» **Data for this task**

....

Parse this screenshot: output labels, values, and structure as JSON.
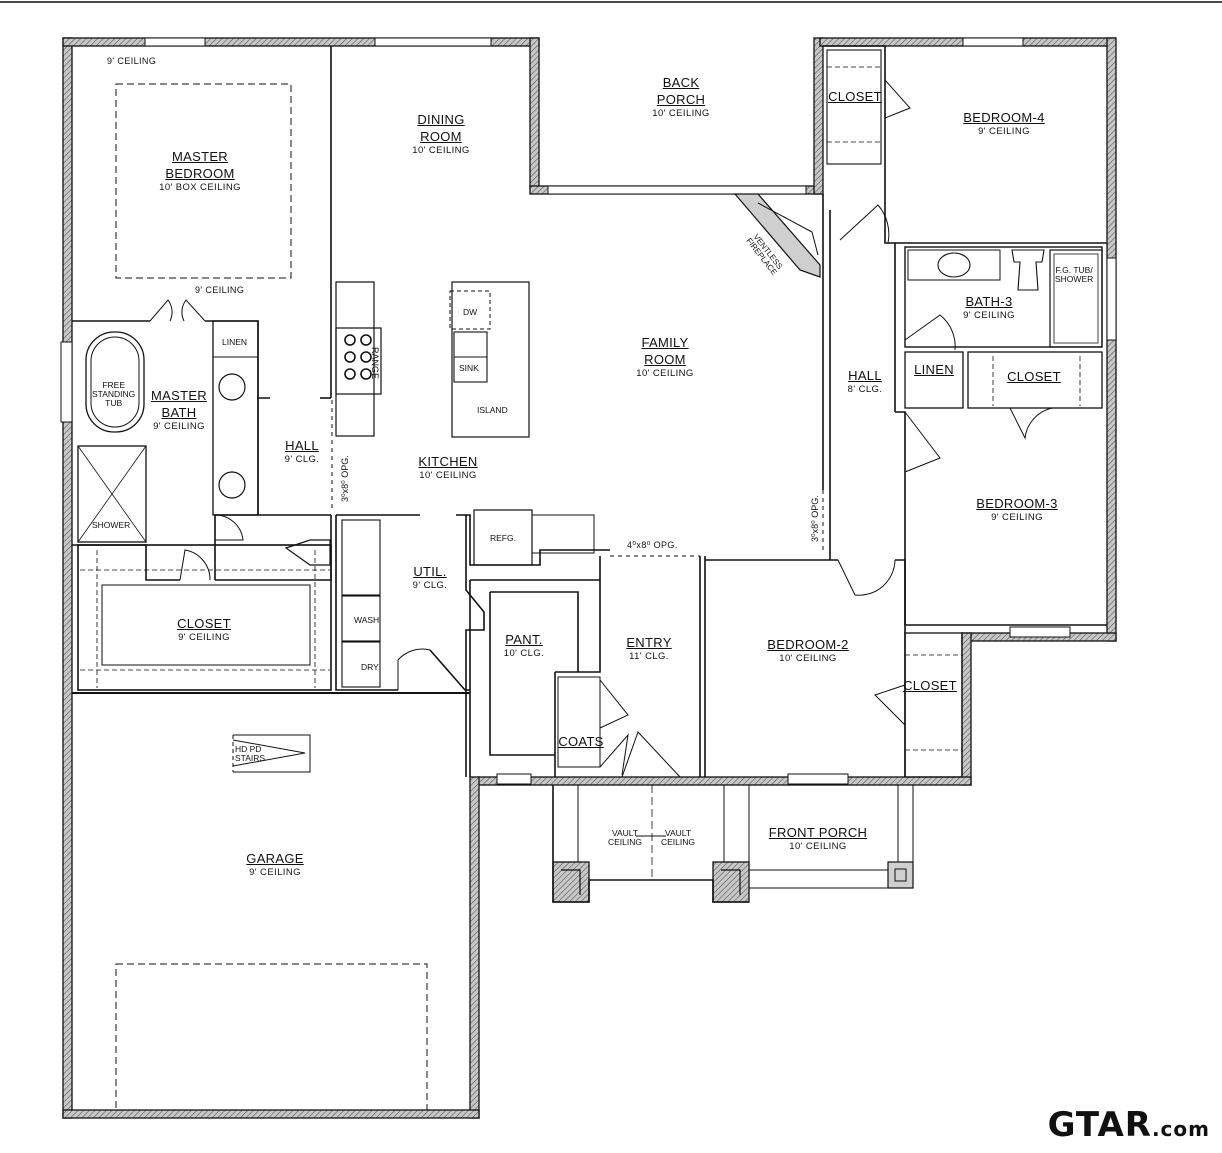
{
  "rooms": {
    "master_bedroom": {
      "name_line1": "MASTER",
      "name_line2": "BEDROOM",
      "ceiling": "10' BOX CEILING"
    },
    "master_top_ceiling": "9' CEILING",
    "master_bottom_ceiling": "9' CEILING",
    "dining": {
      "name_line1": "DINING",
      "name_line2": "ROOM",
      "ceiling": "10' CEILING"
    },
    "back_porch": {
      "name_line1": "BACK",
      "name_line2": "PORCH",
      "ceiling": "10' CEILING"
    },
    "bedroom4": {
      "name": "BEDROOM-4",
      "ceiling": "9' CEILING"
    },
    "closet_b4": {
      "name": "CLOSET"
    },
    "bath3": {
      "name": "BATH-3",
      "ceiling": "9' CEILING"
    },
    "family": {
      "name_line1": "FAMILY",
      "name_line2": "ROOM",
      "ceiling": "10' CEILING"
    },
    "hall_right": {
      "name": "HALL",
      "ceiling": "8' CLG."
    },
    "linen_right": {
      "name": "LINEN"
    },
    "closet_right": {
      "name": "CLOSET"
    },
    "master_bath": {
      "name_line1": "MASTER",
      "name_line2": "BATH",
      "ceiling": "9' CEILING"
    },
    "hall_left": {
      "name": "HALL",
      "ceiling": "9' CLG."
    },
    "kitchen": {
      "name": "KITCHEN",
      "ceiling": "10' CEILING"
    },
    "bedroom3": {
      "name": "BEDROOM-3",
      "ceiling": "9' CEILING"
    },
    "util": {
      "name": "UTIL.",
      "ceiling": "9' CLG."
    },
    "closet_master": {
      "name": "CLOSET",
      "ceiling": "9' CEILING"
    },
    "pantry": {
      "name": "PANT.",
      "ceiling": "10' CLG."
    },
    "entry": {
      "name": "ENTRY",
      "ceiling": "11' CLG."
    },
    "bedroom2": {
      "name": "BEDROOM-2",
      "ceiling": "10' CEILING"
    },
    "closet_b2": {
      "name": "CLOSET"
    },
    "coats": {
      "name": "COATS"
    },
    "garage": {
      "name": "GARAGE",
      "ceiling": "9' CEILING"
    },
    "front_porch": {
      "name": "FRONT PORCH",
      "ceiling": "10' CEILING"
    }
  },
  "fixtures": {
    "linen_master": "LINEN",
    "tub_line1": "FREE",
    "tub_line2": "STANDING",
    "tub_line3": "TUB",
    "shower": "SHOWER",
    "range": "RANGE",
    "dw": "DW",
    "sink": "SINK",
    "island": "ISLAND",
    "refg": "REFG.",
    "wash": "WASH",
    "dry": "DRY",
    "fg_tub_line1": "F.G. TUB/",
    "fg_tub_line2": "SHOWER",
    "fireplace_line1": "VENTLESS",
    "fireplace_line2": "FIREPLACE",
    "hd_pd_line1": "HD PD",
    "hd_pd_line2": "STAIRS",
    "vault_left_line1": "VAULT",
    "vault_left_line2": "CEILING",
    "vault_right_line1": "VAULT",
    "vault_right_line2": "CEILING"
  },
  "openings": {
    "kitchen_opg": "3⁰x8⁰ OPG.",
    "entry_opg": "4⁰x8⁰ OPG.",
    "hall_opg": "3⁰x8⁰ OPG."
  },
  "brand": {
    "text": "GTAR",
    "suffix": ".com"
  }
}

....

» **What the exercise asks**
Copy every line above word for word and exclude the pictures.

» **Task result**
Parse this screenshot: output labels, values, and structure as JSON.
{
  "rooms": {
    "master_bedroom": {
      "name_line1": "MASTER",
      "name_line2": "BEDROOM",
      "ceiling": "10' BOX CEILING"
    },
    "master_top_ceiling": "9' CEILING",
    "master_bottom_ceiling": "9' CEILING",
    "dining": {
      "name_line1": "DINING",
      "name_line2": "ROOM",
      "ceiling": "10' CEILING"
    },
    "back_porch": {
      "name_line1": "BACK",
      "name_line2": "PORCH",
      "ceiling": "10' CEILING"
    },
    "bedroom4": {
      "name": "BEDROOM-4",
      "ceiling": "9' CEILING"
    },
    "closet_b4": {
      "name": "CLOSET"
    },
    "bath3": {
      "name": "BATH-3",
      "ceiling": "9' CEILING"
    },
    "family": {
      "name_line1": "FAMILY",
      "name_line2": "ROOM",
      "ceiling": "10' CEILING"
    },
    "hall_right": {
      "name": "HALL",
      "ceiling": "8' CLG."
    },
    "linen_right": {
      "name": "LINEN"
    },
    "closet_right": {
      "name": "CLOSET"
    },
    "master_bath": {
      "name_line1": "MASTER",
      "name_line2": "BATH",
      "ceiling": "9' CEILING"
    },
    "hall_left": {
      "name": "HALL",
      "ceiling": "9' CLG."
    },
    "kitchen": {
      "name": "KITCHEN",
      "ceiling": "10' CEILING"
    },
    "bedroom3": {
      "name": "BEDROOM-3",
      "ceiling": "9' CEILING"
    },
    "util": {
      "name": "UTIL.",
      "ceiling": "9' CLG."
    },
    "closet_master": {
      "name": "CLOSET",
      "ceiling": "9' CEILING"
    },
    "pantry": {
      "name": "PANT.",
      "ceiling": "10' CLG."
    },
    "entry": {
      "name": "ENTRY",
      "ceiling": "11' CLG."
    },
    "bedroom2": {
      "name": "BEDROOM-2",
      "ceiling": "10' CEILING"
    },
    "closet_b2": {
      "name": "CLOSET"
    },
    "coats": {
      "name": "COATS"
    },
    "garage": {
      "name": "GARAGE",
      "ceiling": "9' CEILING"
    },
    "front_porch": {
      "name": "FRONT PORCH",
      "ceiling": "10' CEILING"
    }
  },
  "fixtures": {
    "linen_master": "LINEN",
    "tub_line1": "FREE",
    "tub_line2": "STANDING",
    "tub_line3": "TUB",
    "shower": "SHOWER",
    "range": "RANGE",
    "dw": "DW",
    "sink": "SINK",
    "island": "ISLAND",
    "refg": "REFG.",
    "wash": "WASH",
    "dry": "DRY",
    "fg_tub_line1": "F.G. TUB/",
    "fg_tub_line2": "SHOWER",
    "fireplace_line1": "VENTLESS",
    "fireplace_line2": "FIREPLACE",
    "hd_pd_line1": "HD PD",
    "hd_pd_line2": "STAIRS",
    "vault_left_line1": "VAULT",
    "vault_left_line2": "CEILING",
    "vault_right_line1": "VAULT",
    "vault_right_line2": "CEILING"
  },
  "openings": {
    "kitchen_opg": "3⁰x8⁰ OPG.",
    "entry_opg": "4⁰x8⁰ OPG.",
    "hall_opg": "3⁰x8⁰ OPG."
  },
  "brand": {
    "text": "GTAR",
    "suffix": ".com"
  }
}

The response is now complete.